*WHAT NEEDS TO BE DONE*:
Repeat, exactly and completely, the entries shown underneath.

*RECORDS FOR PROCESSING*:
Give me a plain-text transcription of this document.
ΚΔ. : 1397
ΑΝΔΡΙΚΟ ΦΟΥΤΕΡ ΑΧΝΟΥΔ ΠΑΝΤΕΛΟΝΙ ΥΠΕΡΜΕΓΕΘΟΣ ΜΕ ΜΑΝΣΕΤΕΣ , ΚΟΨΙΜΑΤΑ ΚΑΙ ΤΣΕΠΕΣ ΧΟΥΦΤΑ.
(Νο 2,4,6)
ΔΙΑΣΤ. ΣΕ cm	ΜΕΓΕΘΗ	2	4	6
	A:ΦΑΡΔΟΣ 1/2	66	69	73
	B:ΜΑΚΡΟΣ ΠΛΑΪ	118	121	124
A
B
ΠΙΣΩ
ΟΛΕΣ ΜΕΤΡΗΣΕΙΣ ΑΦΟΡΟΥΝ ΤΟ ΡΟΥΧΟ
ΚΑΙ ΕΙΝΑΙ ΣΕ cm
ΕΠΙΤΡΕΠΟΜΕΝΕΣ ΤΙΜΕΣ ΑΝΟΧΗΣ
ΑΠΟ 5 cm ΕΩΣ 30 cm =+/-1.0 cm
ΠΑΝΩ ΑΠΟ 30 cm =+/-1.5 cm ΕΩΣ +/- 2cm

*CORRECT RESULT*:
Give me a plain-text transcription of this document.
ΚΔ. : 1397
ΑΝΔΡΙΚΟ ΦΟΥΤΕΡ ΑΧΝΟΥΔ ΠΑΝΤΕΛΟΝΙ ΥΠΕΡΜΕΓΕΘΟΣ ΜΕ ΜΑΝΣΕΤΕΣ , ΚΟΨΙΜΑΤΑ ΚΑΙ ΤΣΕΠΕΣ ΧΟΥΦΤΑ.
(Νο 2,4,6)
ΔΙΑΣΤ. ΣΕ cm	ΜΕΓΕΘΗ	2	4	6
	A:ΦΑΡΔΟΣ 1/2	66	69	73
	B:ΜΑΚΡΟΣ ΠΛΑΪ	118	121	124
A
B
ΠΙΣΩ
ΟΛΕΣ ΜΕΤΡΗΣΕΙΣ ΑΦΟΡΟΥΝ ΤΟ ΡΟΥΧΟ
ΚΑΙ ΕΙΝΑΙ ΣΕ cm
ΕΠΙΤΡΕΠΟΜΕΝΕΣ ΤΙΜΕΣ ΑΝΟΧΗΣ
ΑΠΟ 5 cm ΕΩΣ 30 cm =+/-1.0 cm
ΠΑΝΩ ΑΠΟ 30 cm =+/-1.5 cm ΕΩΣ +/- 2cm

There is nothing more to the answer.